___ Extracted material

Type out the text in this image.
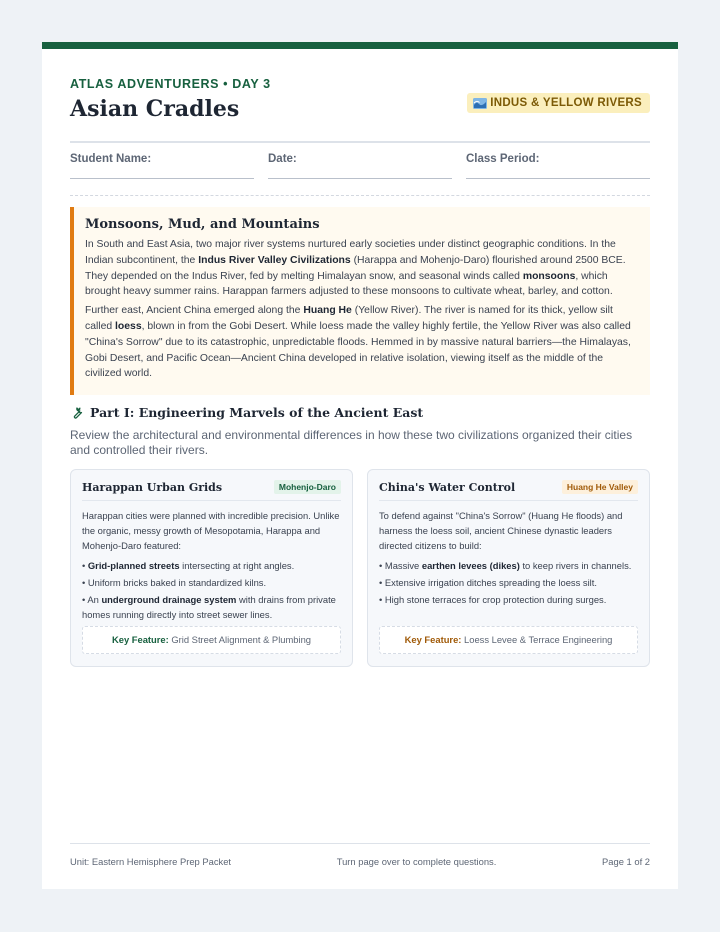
ATLAS ADVENTURERS • DAY 3
Asian Cradles	INDUS & YELLOW RIVERS
Student Name:	Date:	Class Period:
Monsoons, Mud, and Mountains

In South and East Asia, two major river systems nurtured early societies under distinct geographic conditions. In the Indian subcontinent, the Indus River Valley Civilizations (Harappa and Mohenjo-Daro) flourished around 2500 BCE. They depended on the Indus River, fed by melting Himalayan snow, and seasonal winds called monsoons, which brought heavy summer rains. Harappan farmers adjusted to these monsoons to cultivate wheat, barley, and cotton.

Further east, Ancient China emerged along the Huang He (Yellow River). The river is named for its thick, yellow silt called loess, blown in from the Gobi Desert. While loess made the valley highly fertile, the Yellow River was also called "China's Sorrow" due to its catastrophic, unpredictable floods. Hemmed in by massive natural barriers—the Himalayas, Gobi Desert, and Pacific Ocean—Ancient China developed in relative isolation, viewing itself as the middle of the civilized world.

Part I: Engineering Marvels of the Ancient East
Review the architectural and environmental differences in how these two civilizations organized their cities and controlled their rivers.
Harappan Urban Grids	Mohenjo-Daro
Harappan cities were planned with incredible precision. Unlike the organic, messy growth of Mesopotamia, Harappa and Mohenjo-Daro featured:
• Grid-planned streets intersecting at right angles.
• Uniform bricks baked in standardized kilns.
• An underground drainage system with drains from private homes running directly into street sewer lines.
Key Feature: Grid Street Alignment & Plumbing
China's Water Control	Huang He Valley
To defend against "China's Sorrow" (Huang He floods) and harness the loess soil, ancient Chinese dynastic leaders directed citizens to build:
• Massive earthen levees (dikes) to keep rivers in channels.
• Extensive irrigation ditches spreading the loess silt.
• High stone terraces for crop protection during surges.
Key Feature: Loess Levee & Terrace Engineering
Unit: Eastern Hemisphere Prep Packet	Turn page over to complete questions.	Page 1 of 2
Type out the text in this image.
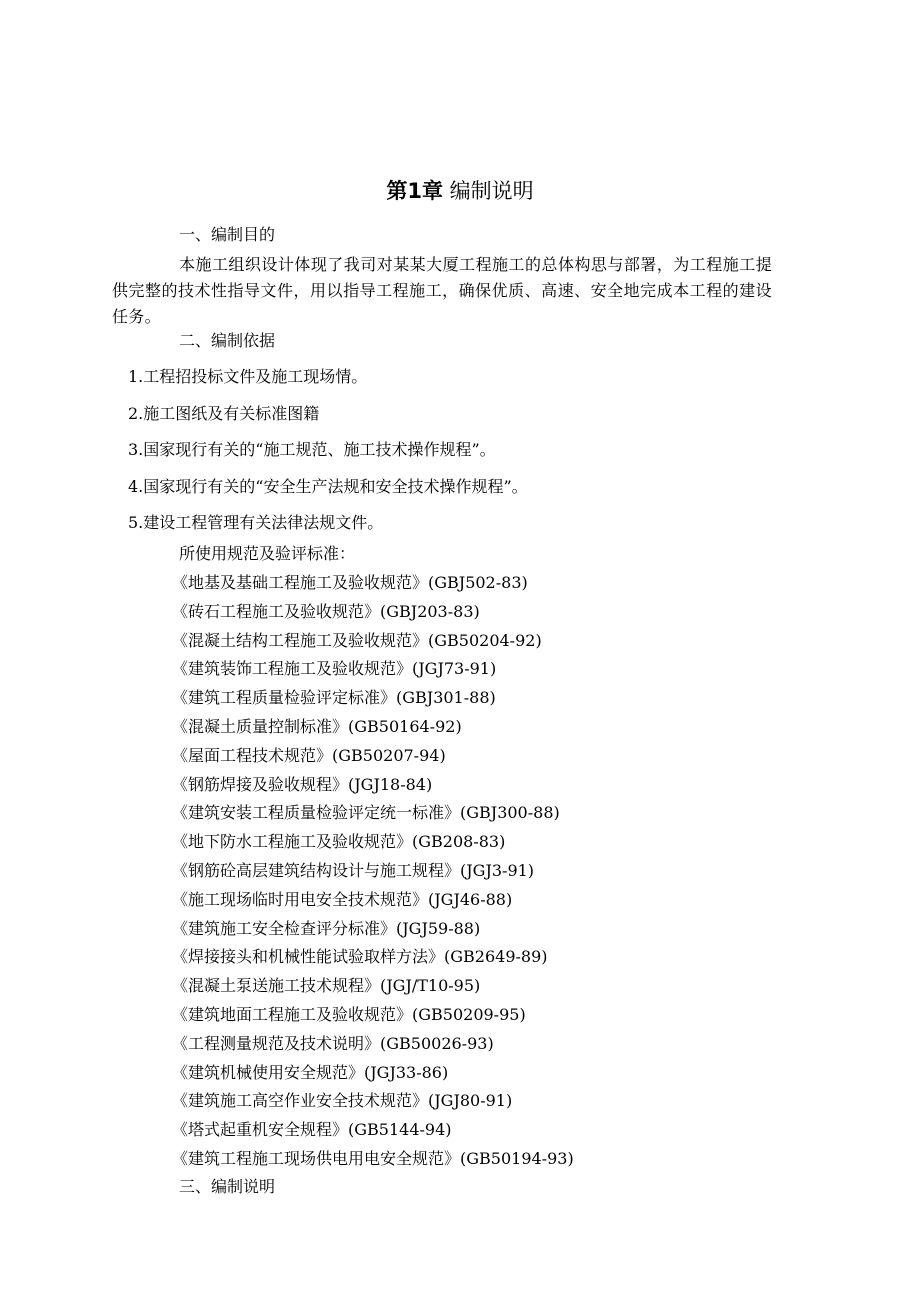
第1章 编制说明
一、编制目的
本施工组织设计体现了我司对某某大厦工程施工的总体构思与部署，为工程施工提供完整的技术性指导文件，用以指导工程施工，确保优质、高速、安全地完成本工程的建设任务。
二、编制依据
1.工程招投标文件及施工现场情。
2.施工图纸及有关标准图籍
3.国家现行有关的“施工规范、施工技术操作规程”。
4.国家现行有关的“安全生产法规和安全技术操作规程”。
5.建设工程管理有关法律法规文件。
所使用规范及验评标准：
《地基及基础工程施工及验收规范》(GBJ502-83)
《砖石工程施工及验收规范》(GBJ203-83)
《混凝土结构工程施工及验收规范》(GB50204-92)
《建筑装饰工程施工及验收规范》(JGJ73-91)
《建筑工程质量检验评定标准》(GBJ301-88)
《混凝土质量控制标准》(GB50164-92)
《屋面工程技术规范》(GB50207-94)
《钢筋焊接及验收规程》(JGJ18-84)
《建筑安装工程质量检验评定统一标准》(GBJ300-88)
《地下防水工程施工及验收规范》(GB208-83)
《钢筋砼高层建筑结构设计与施工规程》(JGJ3-91)
《施工现场临时用电安全技术规范》(JGJ46-88)
《建筑施工安全检查评分标准》(JGJ59-88)
《焊接接头和机械性能试验取样方法》(GB2649-89)
《混凝土泵送施工技术规程》(JGJ/T10-95)
《建筑地面工程施工及验收规范》(GB50209-95)
《工程测量规范及技术说明》(GB50026-93)
《建筑机械使用安全规范》(JGJ33-86)
《建筑施工高空作业安全技术规范》(JGJ80-91)
《塔式起重机安全规程》(GB5144-94)
《建筑工程施工现场供电用电安全规范》(GB50194-93)
三、编制说明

______

Instructions for the task: How many lines in the data contain the string "called"? Respond with the number only.

Expected answer: 2